• **Task statement**
In the records below, find each line with the word "depending" and copy it.

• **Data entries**
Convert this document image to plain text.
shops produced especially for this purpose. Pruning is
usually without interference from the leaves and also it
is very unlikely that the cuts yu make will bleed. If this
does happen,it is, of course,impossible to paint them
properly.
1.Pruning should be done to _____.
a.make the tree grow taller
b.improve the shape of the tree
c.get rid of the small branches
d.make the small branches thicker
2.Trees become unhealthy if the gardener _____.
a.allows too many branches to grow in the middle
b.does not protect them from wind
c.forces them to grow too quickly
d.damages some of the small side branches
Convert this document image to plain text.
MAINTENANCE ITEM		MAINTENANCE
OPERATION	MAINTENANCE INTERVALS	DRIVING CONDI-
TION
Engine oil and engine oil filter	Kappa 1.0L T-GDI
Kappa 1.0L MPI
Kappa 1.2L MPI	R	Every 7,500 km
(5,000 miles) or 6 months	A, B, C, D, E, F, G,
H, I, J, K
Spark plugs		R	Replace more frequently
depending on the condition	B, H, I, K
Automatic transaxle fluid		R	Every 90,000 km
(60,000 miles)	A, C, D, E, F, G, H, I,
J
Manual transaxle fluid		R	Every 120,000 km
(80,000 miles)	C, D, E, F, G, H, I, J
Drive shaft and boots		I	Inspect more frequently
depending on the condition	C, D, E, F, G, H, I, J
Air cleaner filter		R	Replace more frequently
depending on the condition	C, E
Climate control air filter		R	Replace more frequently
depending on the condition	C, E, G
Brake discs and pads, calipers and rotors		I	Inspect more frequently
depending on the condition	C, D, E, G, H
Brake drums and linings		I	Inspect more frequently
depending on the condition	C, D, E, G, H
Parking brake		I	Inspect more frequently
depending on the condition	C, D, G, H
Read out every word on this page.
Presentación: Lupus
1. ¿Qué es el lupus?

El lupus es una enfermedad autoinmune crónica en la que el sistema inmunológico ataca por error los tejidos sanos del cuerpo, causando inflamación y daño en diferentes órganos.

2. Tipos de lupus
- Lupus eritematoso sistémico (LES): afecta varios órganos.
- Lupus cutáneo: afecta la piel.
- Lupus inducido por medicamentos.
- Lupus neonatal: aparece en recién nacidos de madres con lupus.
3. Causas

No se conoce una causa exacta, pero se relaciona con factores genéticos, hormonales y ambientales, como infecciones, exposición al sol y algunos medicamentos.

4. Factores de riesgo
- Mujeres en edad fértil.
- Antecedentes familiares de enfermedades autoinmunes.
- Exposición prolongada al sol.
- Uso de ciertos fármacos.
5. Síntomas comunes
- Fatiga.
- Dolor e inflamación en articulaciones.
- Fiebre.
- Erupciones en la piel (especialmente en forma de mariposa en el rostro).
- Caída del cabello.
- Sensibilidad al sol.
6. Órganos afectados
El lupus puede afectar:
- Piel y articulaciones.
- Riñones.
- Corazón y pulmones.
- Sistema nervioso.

• **Worked solution**
depending on the condition	B, H, I, K
depending on the condition	C, D, E, F, G, H, I, J
depending on the condition	C, E
depending on the condition	C, E, G
depending on the condition	C, D, E, G, H
depending on the condition	C, D, E, G, H
depending on the condition	C, D, G, H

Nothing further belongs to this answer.